Copy out all the lines in the records that include the word "kecuali".

◆ Data listing
▼

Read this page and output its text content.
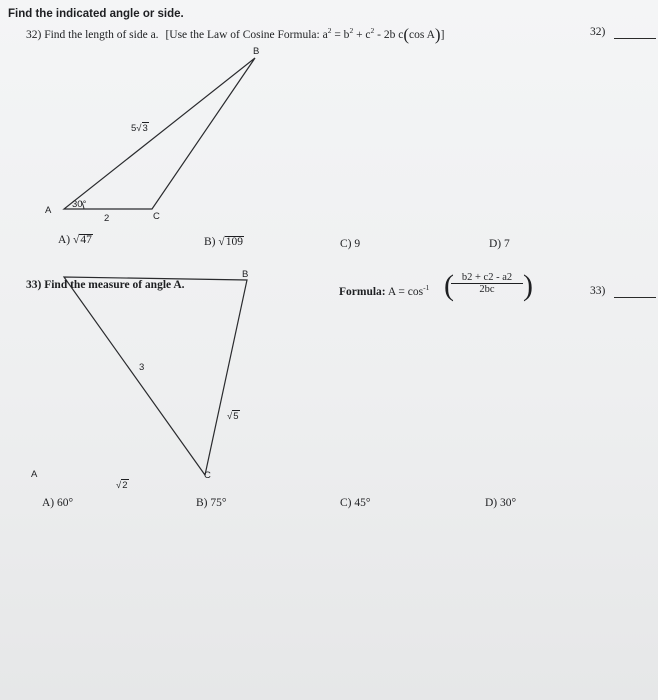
Find the indicated angle or side.
32) Find the length of side a. [Use the Law of Cosine Formula: $a^2 = b^2 + c^2 - 2b$ c(cos A)]	32)
A
B
C
30°
2
5√3
A) √47	B) √109	C) 9	D) 7
33) Find the measure of angle A.	33)
Formula: $A = \cos^{-1}$ (
$\frac{b2 + c2 - a2}{2bc}$ )
A
B
C
3
√5
√2
A) 60°	B) 75°	C) 45°	D) 30°
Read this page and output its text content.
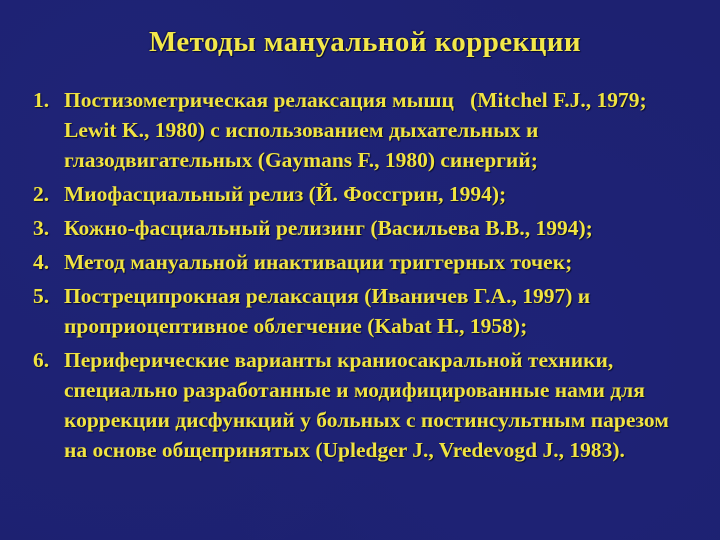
Методы мануальной коррекции
1. Постизометрическая релаксация мышц   (Mitchel F.J., 1979; Lewit K., 1980) с использованием дыхательных и глазодвигательных (Gaymans F., 1980) синергий;
2. Миофасциальный релиз (Й. Фоссгрин, 1994);
3. Кожно-фасциальный релизинг (Васильева В.В., 1994);
4. Метод мануальной инактивации триггерных точек;
5. Постреципрокная релаксация (Иваничев Г.А., 1997) и проприоцептивное облегчение (Kabat H., 1958);
6. Периферические варианты краниосакральной техники, специально разработанные и модифицированные нами для коррекции дисфункций у больных с постинсультным парезом на основе общепринятых (Upledger J., Vredevogd J., 1983).
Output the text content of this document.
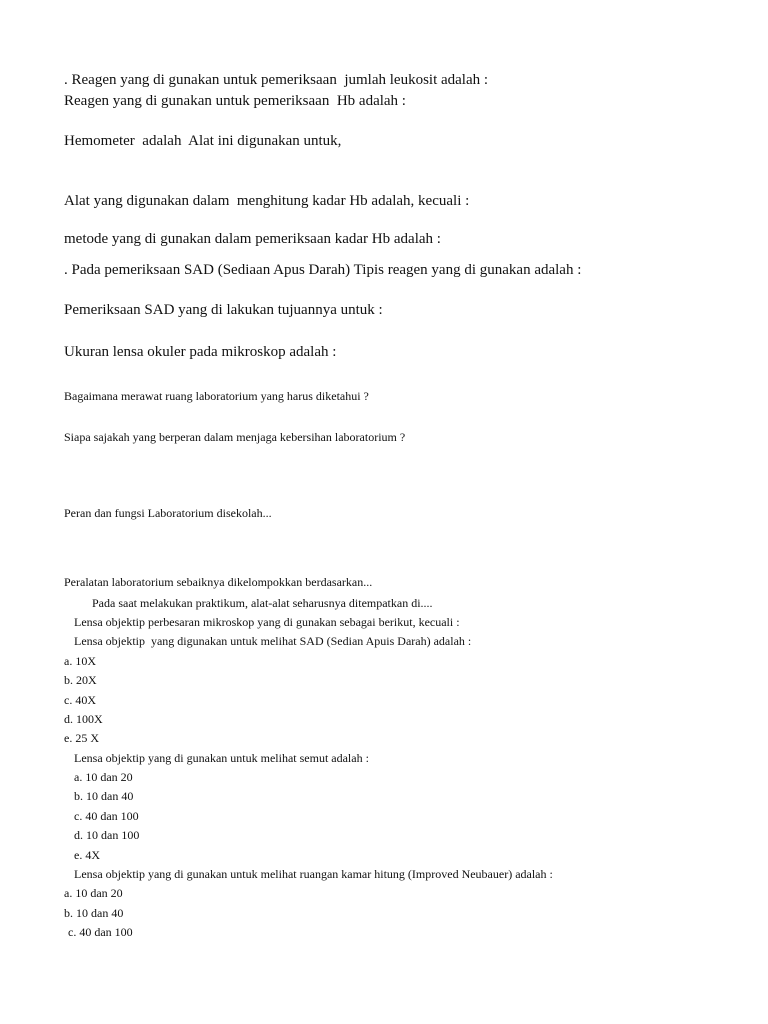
. Reagen yang di gunakan untuk pemeriksaan  jumlah leukosit adalah :

Reagen yang di gunakan untuk pemeriksaan  Hb adalah :

Hemometer  adalah  Alat ini digunakan untuk,

Alat yang digunakan dalam  menghitung kadar Hb adalah, kecuali :

metode yang di gunakan dalam pemeriksaan kadar Hb adalah :

. Pada pemeriksaan SAD (Sediaan Apus Darah) Tipis reagen yang di gunakan adalah :

Pemeriksaan SAD yang di lakukan tujuannya untuk :

Ukuran lensa okuler pada mikroskop adalah :

Bagaimana merawat ruang laboratorium yang harus diketahui ?

Siapa sajakah yang berperan dalam menjaga kebersihan laboratorium ?

Peran dan fungsi Laboratorium disekolah...

Peralatan laboratorium sebaiknya dikelompokkan berdasarkan...

Pada saat melakukan praktikum, alat-alat seharusnya ditempatkan di....

Lensa objektip perbesaran mikroskop yang di gunakan sebagai berikut, kecuali :

Lensa objektip  yang digunakan untuk melihat SAD (Sedian Apuis Darah) adalah :

a. 10X

b. 20X

c. 40X

d. 100X

e. 25 X

Lensa objektip yang di gunakan untuk melihat semut adalah :

a. 10 dan 20

b. 10 dan 40

c. 40 dan 100

d. 10 dan 100

e. 4X

Lensa objektip yang di gunakan untuk melihat ruangan kamar hitung (Improved Neubauer) adalah :

a. 10 dan 20

b. 10 dan 40

c. 40 dan 100
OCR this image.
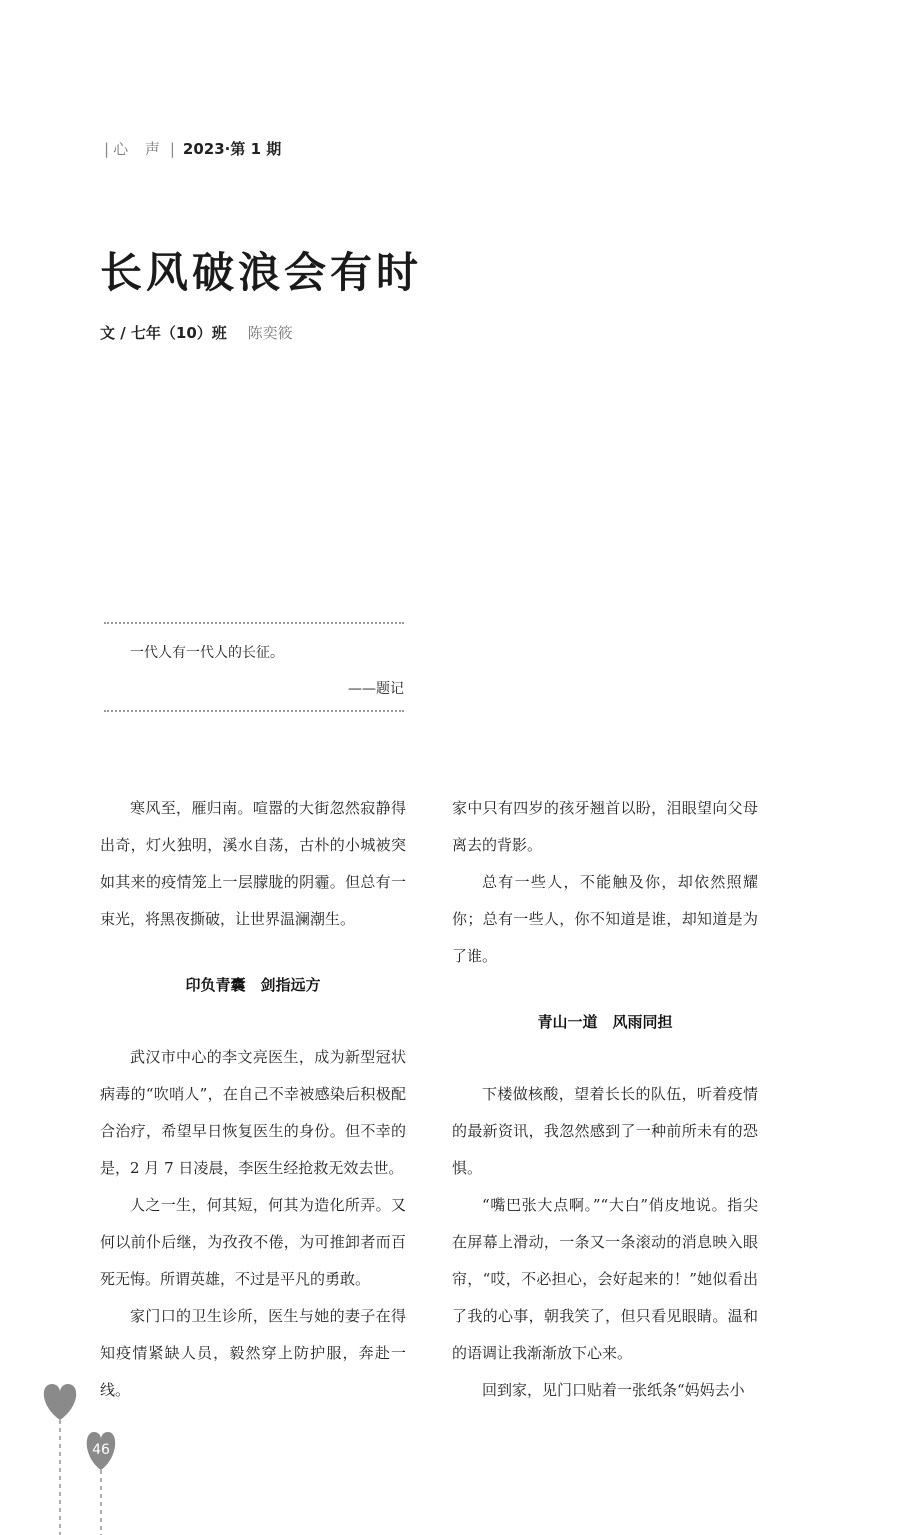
| 心 声 | 2023·第 1 期
长风破浪会有时
文 / 七年（10）班 陈奕筱
一代人有一代人的长征。
——题记

寒风至，雁归南。喧嚣的大街忽然寂静得出奇，灯火独明，溪水自荡，古朴的小城被突如其来的疫情笼上一层朦胧的阴霾。但总有一束光，将黑夜撕破，让世界温澜潮生。

印负青囊　剑指远方

武汉市中心的李文亮医生，成为新型冠状病毒的“吹哨人”，在自己不幸被感染后积极配合治疗，希望早日恢复医生的身份。但不幸的是，2 月 7 日凌晨，李医生经抢救无效去世。

人之一生，何其短，何其为造化所弄。又何以前仆后继，为孜孜不倦，为可推卸者而百死无悔。所谓英雄，不过是平凡的勇敢。

家门口的卫生诊所，医生与她的妻子在得知疫情紧缺人员，毅然穿上防护服，奔赴一线。

家中只有四岁的孩牙翘首以盼，泪眼望向父母离去的背影。

总有一些人，不能触及你，却依然照耀你；总有一些人，你不知道是谁，却知道是为了谁。

青山一道　风雨同担

下楼做核酸，望着长长的队伍，听着疫情的最新资讯，我忽然感到了一种前所未有的恐惧。

“嘴巴张大点啊。”“大白”俏皮地说。指尖在屏幕上滑动，一条又一条滚动的消息映入眼帘，“哎，不必担心，会好起来的！”她似看出了我的心事，朝我笑了，但只看见眼睛。温和的语调让我渐渐放下心来。

回到家，见门口贴着一张纸条“妈妈去小

46
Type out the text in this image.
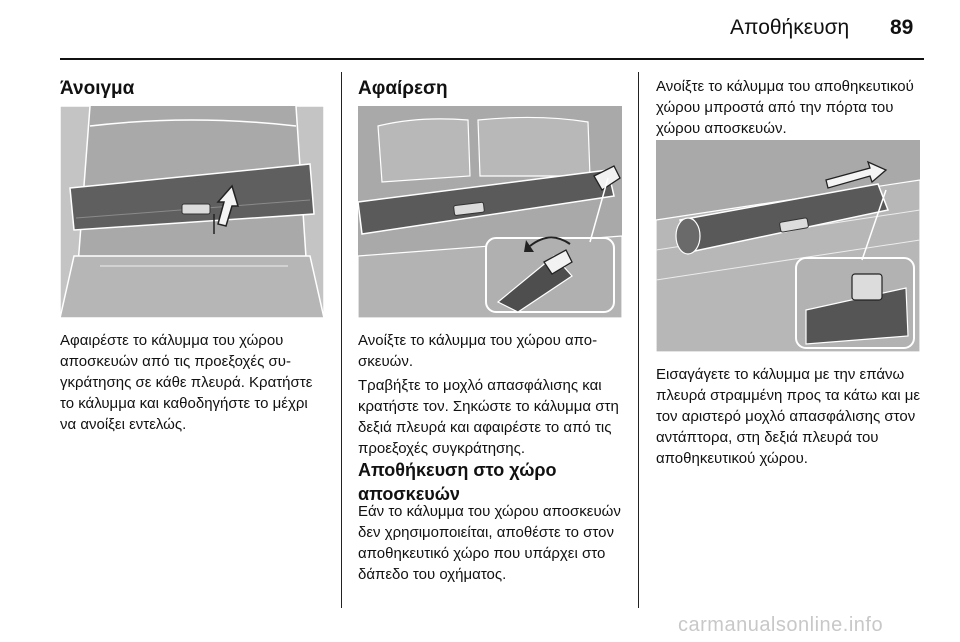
Αποθήκευση 89
Άνοιγμα

Αφαιρέστε το κάλυμμα του χώρου αποσκευών από τις προεξοχές συγκράτησης σε κάθε πλευρά. Κρατήστε το κάλυμμα και καθοδηγήστε το μέχρι να ανοίξει εντελώς.

Αφαίρεση

Ανοίξτε το κάλυμμα του χώρου αποσκευών.

Τραβήξτε το μοχλό απασφάλισης και κρατήστε τον. Σηκώστε το κάλυμμα στη δεξιά πλευρά και αφαιρέστε το από τις προεξοχές συγκράτησης.

Αποθήκευση στο χώρο αποσκευών

Εάν το κάλυμμα του χώρου αποσκευών δεν χρησιμοποιείται, αποθέστε το στον αποθηκευτικό χώρο που υπάρχει στο δάπεδο του οχήματος.

Ανοίξτε το κάλυμμα του αποθηκευτικού χώρου μπροστά από την πόρτα του χώρου αποσκευών.

Εισαγάγετε το κάλυμμα με την επάνω πλευρά στραμμένη προς τα κάτω και με τον αριστερό μοχλό απασφάλισης στον αντάπτορα, στη δεξιά πλευρά του αποθηκευτικού χώρου.

carmanualsonline.info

▲

◆ Written reply
Alat yang digunakan dalam  menghitung kadar Hb adalah, kecuali :
Lensa objektip perbesaran mikroskop yang di gunakan sebagai berikut, kecuali :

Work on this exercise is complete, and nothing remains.